**Task goal:** Would you transcribe the listing that follows, character for character, and omit its images?

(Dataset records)

□ □ □

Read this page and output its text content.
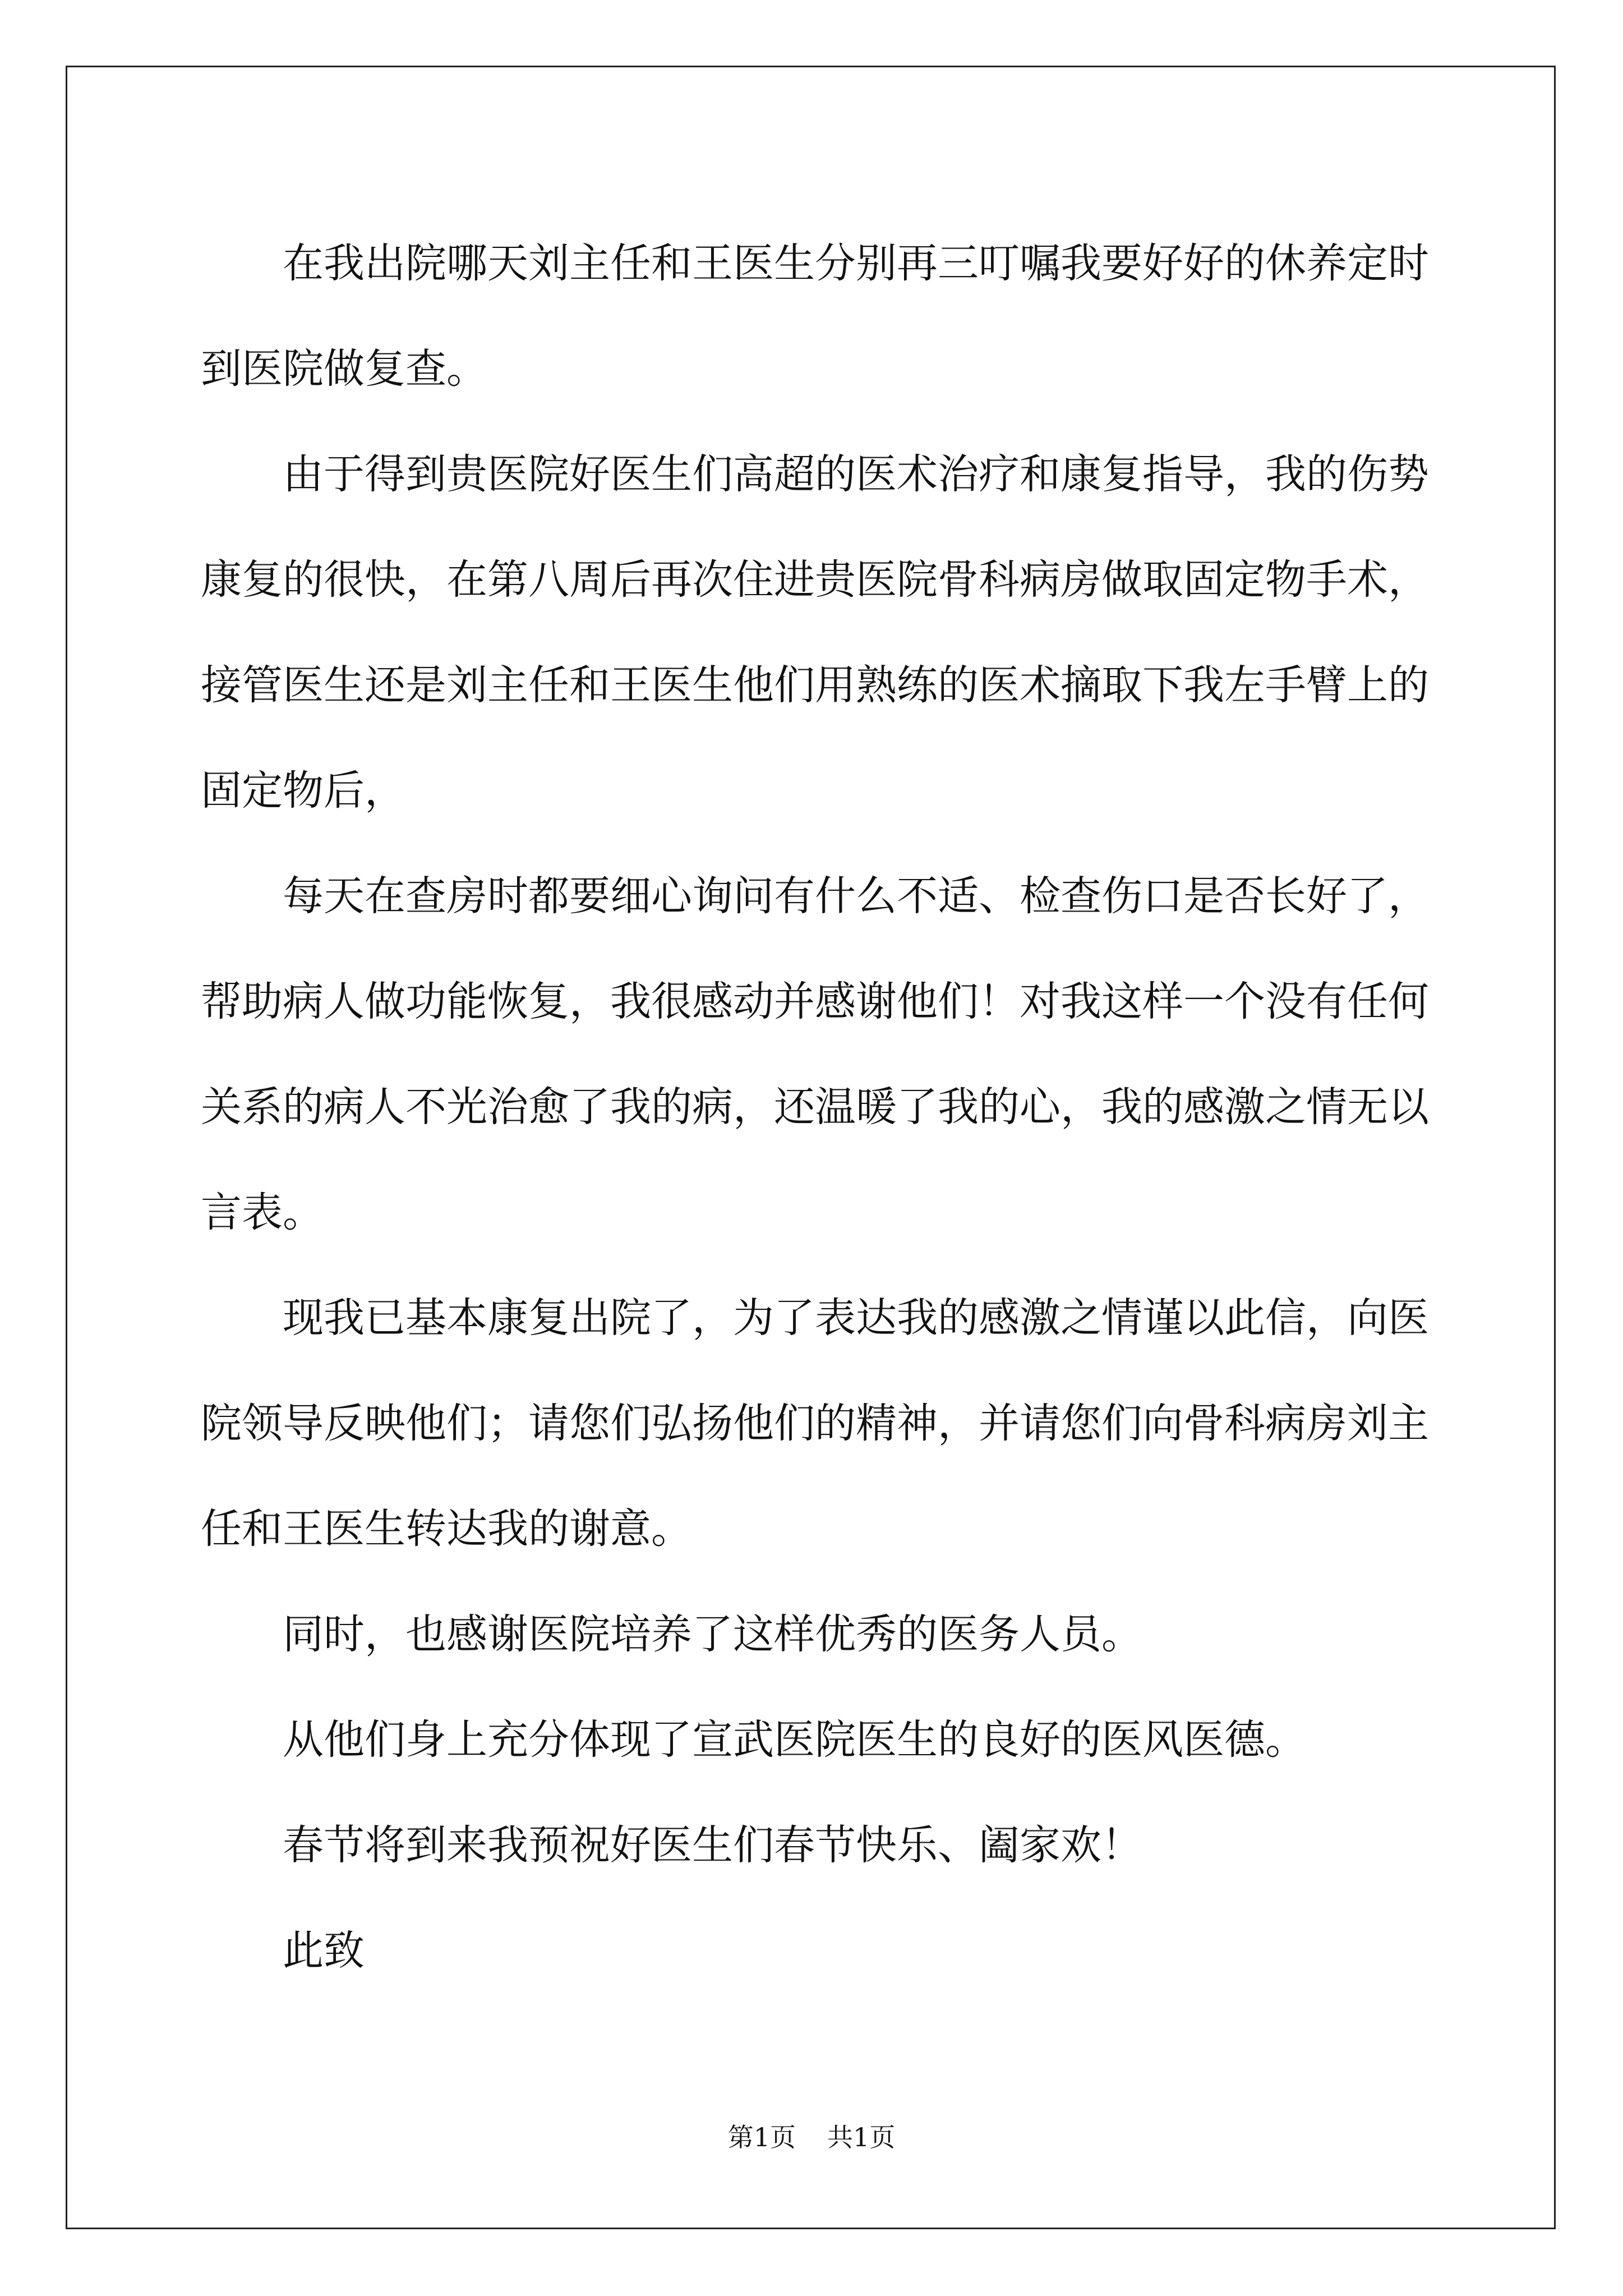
在我出院哪天刘主任和王医生分别再三叮嘱我要好好的休养定时到医院做复查。

由于得到贵医院好医生们高超的医术治疗和康复指导，我的伤势康复的很快，在第八周后再次住进贵医院骨科病房做取固定物手术，接管医生还是刘主任和王医生他们用熟练的医术摘取下我左手臂上的固定物后，

每天在查房时都要细心询问有什么不适、检查伤口是否长好了，帮助病人做功能恢复，我很感动并感谢他们！对我这样一个没有任何关系的病人不光治愈了我的病，还温暖了我的心，我的感激之情无以言表。

现我已基本康复出院了，为了表达我的感激之情谨以此信，向医院领导反映他们；请您们弘扬他们的精神，并请您们向骨科病房刘主任和王医生转达我的谢意。

同时，也感谢医院培养了这样优秀的医务人员。

从他们身上充分体现了宣武医院医生的良好的医风医德。

春节将到来我预祝好医生们春节快乐、阖家欢！

此致

第1页 共1页
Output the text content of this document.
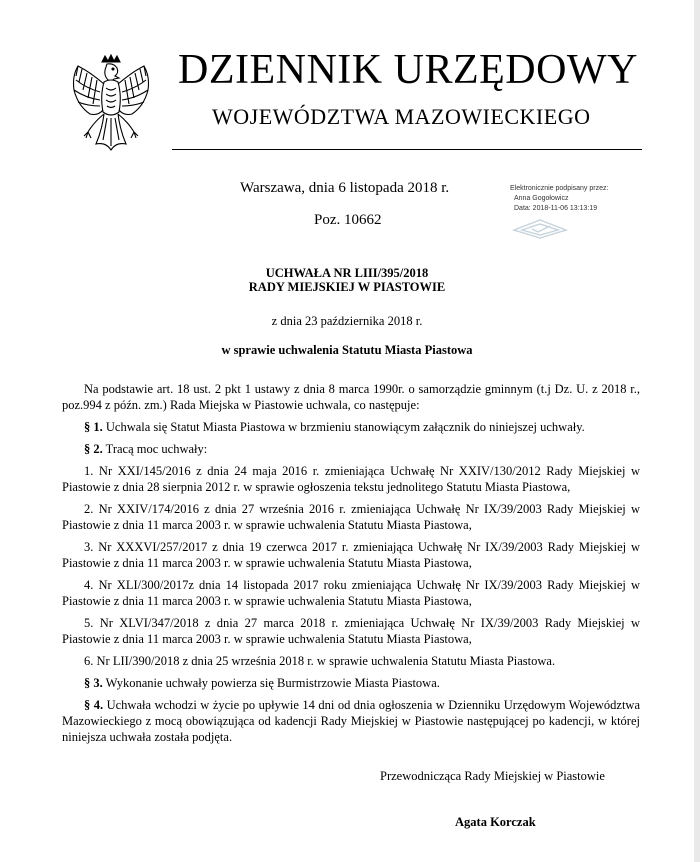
DZIENNIK URZĘDOWY
WOJEWÓDZTWA MAZOWIECKIEGO
Warszawa, dnia 6 listopada 2018 r.
Poz. 10662
Elektronicznie podpisany przez:
Anna Gogołowicz
Data: 2018-11-06 13:13:19
UCHWAŁA NR LIII/395/2018
RADY MIEJSKIEJ W PIASTOWIE
z dnia 23 października 2018 r.
w sprawie uchwalenia Statutu Miasta Piastowa

Na podstawie art. 18 ust. 2 pkt 1 ustawy z dnia 8 marca 1990r. o samorządzie gminnym (t.j Dz. U. z 2018 r., poz.994 z późn. zm.) Rada Miejska w Piastowie uchwala, co następuje:

§ 1. Uchwala się Statut Miasta Piastowa w brzmieniu stanowiącym załącznik do niniejszej uchwały.

§ 2. Tracą moc uchwały:

1. Nr XXI/145/2016 z dnia 24 maja 2016 r. zmieniająca Uchwałę Nr XXIV/130/2012 Rady Miejskiej w Piastowie z dnia 28 sierpnia 2012 r. w sprawie ogłoszenia tekstu jednolitego Statutu Miasta Piastowa,

2. Nr XXIV/174/2016 z dnia 27 września 2016 r. zmieniająca Uchwałę Nr IX/39/2003 Rady Miejskiej w Piastowie z dnia 11 marca 2003 r. w sprawie uchwalenia Statutu Miasta Piastowa,

3. Nr XXXVI/257/2017 z dnia 19 czerwca 2017 r. zmieniająca Uchwałę Nr IX/39/2003 Rady Miejskiej w Piastowie z dnia 11 marca 2003 r. w sprawie uchwalenia Statutu Miasta Piastowa,

4. Nr XLI/300/2017z dnia 14 listopada 2017 roku zmieniająca Uchwałę Nr IX/39/2003 Rady Miejskiej w Piastowie z dnia 11 marca 2003 r. w sprawie uchwalenia Statutu Miasta Piastowa,

5. Nr XLVI/347/2018 z dnia 27 marca 2018 r. zmieniająca Uchwałę Nr IX/39/2003 Rady Miejskiej w Piastowie z dnia 11 marca 2003 r. w sprawie uchwalenia Statutu Miasta Piastowa,

6. Nr LII/390/2018 z dnia 25 września 2018 r. w sprawie uchwalenia Statutu Miasta Piastowa.

§ 3. Wykonanie uchwały powierza się Burmistrzowie Miasta Piastowa.

§ 4. Uchwała wchodzi w życie po upływie 14 dni od dnia ogłoszenia w Dzienniku Urzędowym Województwa Mazowieckiego z mocą obowiązująca od kadencji Rady Miejskiej w Piastowie następującej po kadencji, w której niniejsza uchwała została podjęta.

Przewodnicząca Rady Miejskiej w Piastowie
Agata Korczak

□ □ □

**Correct answer:**
Read this page and output its text content.
在我出院哪天刘主任和王医生分别再三叮嘱我要好好的休养定时到医院做复查。

由于得到贵医院好医生们高超的医术治疗和康复指导，我的伤势康复的很快，在第八周后再次住进贵医院骨科病房做取固定物手术，接管医生还是刘主任和王医生他们用熟练的医术摘取下我左手臂上的固定物后，

每天在查房时都要细心询问有什么不适、检查伤口是否长好了，帮助病人做功能恢复，我很感动并感谢他们！对我这样一个没有任何关系的病人不光治愈了我的病，还温暖了我的心，我的感激之情无以言表。

现我已基本康复出院了，为了表达我的感激之情谨以此信，向医院领导反映他们；请您们弘扬他们的精神，并请您们向骨科病房刘主任和王医生转达我的谢意。

同时，也感谢医院培养了这样优秀的医务人员。

从他们身上充分体现了宣武医院医生的良好的医风医德。

春节将到来我预祝好医生们春节快乐、阖家欢！

此致

第1页 共1页
Output the text content of this document.
DZIENNIK URZĘDOWY
WOJEWÓDZTWA MAZOWIECKIEGO
Warszawa, dnia 6 listopada 2018 r.
Poz. 10662
Elektronicznie podpisany przez:
Anna Gogołowicz
Data: 2018-11-06 13:13:19
UCHWAŁA NR LIII/395/2018
RADY MIEJSKIEJ W PIASTOWIE
z dnia 23 października 2018 r.
w sprawie uchwalenia Statutu Miasta Piastowa

Na podstawie art. 18 ust. 2 pkt 1 ustawy z dnia 8 marca 1990r. o samorządzie gminnym (t.j Dz. U. z 2018 r., poz.994 z późn. zm.) Rada Miejska w Piastowie uchwala, co następuje:

§ 1. Uchwala się Statut Miasta Piastowa w brzmieniu stanowiącym załącznik do niniejszej uchwały.

§ 2. Tracą moc uchwały:

1. Nr XXI/145/2016 z dnia 24 maja 2016 r. zmieniająca Uchwałę Nr XXIV/130/2012 Rady Miejskiej w Piastowie z dnia 28 sierpnia 2012 r. w sprawie ogłoszenia tekstu jednolitego Statutu Miasta Piastowa,

2. Nr XXIV/174/2016 z dnia 27 września 2016 r. zmieniająca Uchwałę Nr IX/39/2003 Rady Miejskiej w Piastowie z dnia 11 marca 2003 r. w sprawie uchwalenia Statutu Miasta Piastowa,

3. Nr XXXVI/257/2017 z dnia 19 czerwca 2017 r. zmieniająca Uchwałę Nr IX/39/2003 Rady Miejskiej w Piastowie z dnia 11 marca 2003 r. w sprawie uchwalenia Statutu Miasta Piastowa,

4. Nr XLI/300/2017z dnia 14 listopada 2017 roku zmieniająca Uchwałę Nr IX/39/2003 Rady Miejskiej w Piastowie z dnia 11 marca 2003 r. w sprawie uchwalenia Statutu Miasta Piastowa,

5. Nr XLVI/347/2018 z dnia 27 marca 2018 r. zmieniająca Uchwałę Nr IX/39/2003 Rady Miejskiej w Piastowie z dnia 11 marca 2003 r. w sprawie uchwalenia Statutu Miasta Piastowa,

6. Nr LII/390/2018 z dnia 25 września 2018 r. w sprawie uchwalenia Statutu Miasta Piastowa.

§ 3. Wykonanie uchwały powierza się Burmistrzowie Miasta Piastowa.

§ 4. Uchwała wchodzi w życie po upływie 14 dni od dnia ogłoszenia w Dzienniku Urzędowym Województwa Mazowieckiego z mocą obowiązująca od kadencji Rady Miejskiej w Piastowie następującej po kadencji, w której niniejsza uchwała została podjęta.

Przewodnicząca Rady Miejskiej w Piastowie
Agata Korczak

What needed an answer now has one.